◆ **SELECTED EXTRACT**:
»»
We have no experience with removal of a lead held by a stent because of infection. However, we do confirm that the lead can be withdrawn over a stiff guidewire at implant if necessary. The same concern is also expressed with the use of the positive-fixation Medtronic 4195 lead, which is notoriously difficult to extract even after a couple of months in the absence of infection. In the presence of infection, leads become easier to remove, possibly due to lytic enzymes secreted by the biofilm coating the lead. We have successfully removed two chronic (>6 months) infected positive-fixation Medtronic 4195 leads with simple traction.
How does stent stabilization of the LV lead compare with the strategy of exchanging it for a positive-fixation Medtronic 4195 lead? Our experience with the latter lead has not been uniformly positive. This unipolar design is retained by “lobes” created when a thin sheath covering the lead is crumpled close to the distal tip of the lead. Unfortunately, the lobes are not large enough to stabilize the lead in a large vein. Deployment of the lobes can also cause the lead to “accordion”, and the tip can shift its location. The cost of changing the lead is also significantly higher than deploying a stent. Using stent stabilization, the lead may be positioned anywhere in the coronary venous system with minimum expenditure of time. This strategy is also much quicker than trying to position the lead in another side branch or in a second-order branch.
««
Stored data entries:
»»
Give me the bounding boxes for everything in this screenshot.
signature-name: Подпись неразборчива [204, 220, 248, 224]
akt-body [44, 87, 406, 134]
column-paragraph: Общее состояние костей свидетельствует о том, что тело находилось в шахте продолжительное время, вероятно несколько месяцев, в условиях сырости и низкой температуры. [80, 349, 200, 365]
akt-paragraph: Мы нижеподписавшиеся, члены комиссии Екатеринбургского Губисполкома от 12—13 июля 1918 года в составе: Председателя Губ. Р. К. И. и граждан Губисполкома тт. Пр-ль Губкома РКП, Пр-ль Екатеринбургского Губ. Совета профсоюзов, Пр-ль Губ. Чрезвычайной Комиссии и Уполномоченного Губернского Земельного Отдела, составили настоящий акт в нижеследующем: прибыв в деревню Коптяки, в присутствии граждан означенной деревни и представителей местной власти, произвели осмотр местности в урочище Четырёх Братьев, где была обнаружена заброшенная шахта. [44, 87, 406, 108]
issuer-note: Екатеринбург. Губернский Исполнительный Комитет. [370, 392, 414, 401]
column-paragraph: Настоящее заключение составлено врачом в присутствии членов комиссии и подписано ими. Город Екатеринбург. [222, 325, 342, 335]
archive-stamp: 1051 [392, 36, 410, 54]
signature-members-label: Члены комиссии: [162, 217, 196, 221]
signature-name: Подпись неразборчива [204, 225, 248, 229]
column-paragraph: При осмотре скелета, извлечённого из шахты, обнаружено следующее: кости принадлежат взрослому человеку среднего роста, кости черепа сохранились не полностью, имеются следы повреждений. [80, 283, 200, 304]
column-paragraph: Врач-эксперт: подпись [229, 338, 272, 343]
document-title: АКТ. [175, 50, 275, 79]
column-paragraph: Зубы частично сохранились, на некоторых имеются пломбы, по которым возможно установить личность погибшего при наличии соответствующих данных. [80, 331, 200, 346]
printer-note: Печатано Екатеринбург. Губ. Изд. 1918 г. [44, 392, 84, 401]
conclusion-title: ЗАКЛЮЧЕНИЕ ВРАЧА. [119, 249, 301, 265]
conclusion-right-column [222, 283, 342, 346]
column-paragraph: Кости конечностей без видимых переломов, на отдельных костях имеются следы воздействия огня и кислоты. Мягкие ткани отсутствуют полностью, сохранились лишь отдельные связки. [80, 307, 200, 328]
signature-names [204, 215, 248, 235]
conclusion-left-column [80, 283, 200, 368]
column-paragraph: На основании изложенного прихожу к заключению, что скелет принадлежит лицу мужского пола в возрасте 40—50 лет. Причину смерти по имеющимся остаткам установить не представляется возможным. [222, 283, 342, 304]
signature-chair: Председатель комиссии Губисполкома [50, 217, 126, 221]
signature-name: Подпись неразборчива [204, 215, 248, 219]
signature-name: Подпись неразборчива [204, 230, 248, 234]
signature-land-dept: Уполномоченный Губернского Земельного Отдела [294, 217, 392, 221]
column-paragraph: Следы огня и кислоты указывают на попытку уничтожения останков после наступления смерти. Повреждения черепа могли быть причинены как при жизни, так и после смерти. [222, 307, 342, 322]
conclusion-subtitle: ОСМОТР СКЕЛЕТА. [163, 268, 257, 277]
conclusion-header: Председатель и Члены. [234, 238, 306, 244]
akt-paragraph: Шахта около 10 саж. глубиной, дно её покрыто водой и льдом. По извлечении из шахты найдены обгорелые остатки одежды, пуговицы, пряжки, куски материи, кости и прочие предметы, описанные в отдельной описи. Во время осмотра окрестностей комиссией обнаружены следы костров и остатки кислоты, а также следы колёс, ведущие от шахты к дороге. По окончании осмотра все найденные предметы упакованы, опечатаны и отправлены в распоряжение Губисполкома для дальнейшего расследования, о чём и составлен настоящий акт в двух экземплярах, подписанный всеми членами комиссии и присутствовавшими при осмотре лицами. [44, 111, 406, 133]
««
◆ **CHECK YOUR UNDERSTANDING**:
1. Revise the text on LV lead stabilization from "We have no experience" to "with simple traction.", substituting "firm guidewire" for "stiff guidewire".
2. Carry the text on LV lead stabilization forward from its last sentence.
The entries have no connection to the text about LV lead stabilization.

◆ **ANSWERS TO EACH TASK**:
1.
We have no experience with removal of a lead held by a stent because of infection. However, we do confirm that the lead can be withdrawn over a firm guidewire at implant if necessary. The same concern is also expressed with the use of the positive-fixation Medtronic 4195 lead, which is notoriously difficult to extract even after a couple of months in the absence of infection. In the presence of infection, leads become easier to remove, possibly due to lytic enzymes secreted by the biofilm coating the lead. We have successfully removed two chronic (>6 months) infected positive-fixation Medtronic 4195 leads with simple traction.

2.
Coronary venous stenting can be very safe and effective if performed by appropriately trained physicians. Familiarity with interventional equipment and techniques is necessary for success. The following points should be kept in mind while employing these techniques:
Only bare metal stents of appropriate length and caliber for the application should be deployed. The only possible exception is deployment of a long stent in a low-flow main coronary sinus, where occlusion of the stent by thrombus may have serious consequences. In such cases, a drug-eluting stent may be chosen, but appropriate antiplatelet therapy will then be required. Our experience in this regard is limited, and there are no published data to support or refute this viewpoint.
PTFE covered stents may be preferable to bare metal stents for major dissections with hemopericardium. They are superior to bare metal stents for coronary artery perforations but cost more.
Occlusion of even large side branches is clinically inconsequential because of extensive collateral circulation. The branches where LV leads have been placed chronically are almost invariably occluded. Hence, there is no indication for a drug-eluting stent in a side branch coronary vein. Antiplatelet agents are not required for bare metal stents in side branches for the same reason.
Coronary veins are distensible vessels, and unless a selective venogram is obtained with a forceful injection of contrast, the tendency is to undersize the stent. For dilating lesions or sealing dissections, the stent should be slightly larger than the apparent diameter of the vein, especially if a non-selective venogram was used to determine vein size.
For lead retention, the shortest available stent should be deployed. It should be approximately 0.5 mm smaller than the apparent vein diameter, since the vein will accommodate the stent as well as the lead. This successfully retains the lead in position while allowing withdrawal of the lead over a stiff guidewire if necessary.
It is important to obtain an angiogram after stent deployment to document good flow and absence of dissection.
If the lead hangs up on the proximal edge of the stent and there is no edge dissection, advancing the lead with a stylet rather than over a guidewire may prove successful. If this maneuver fails, the proximal edge of the stent can be slightly flared with a larger balloon.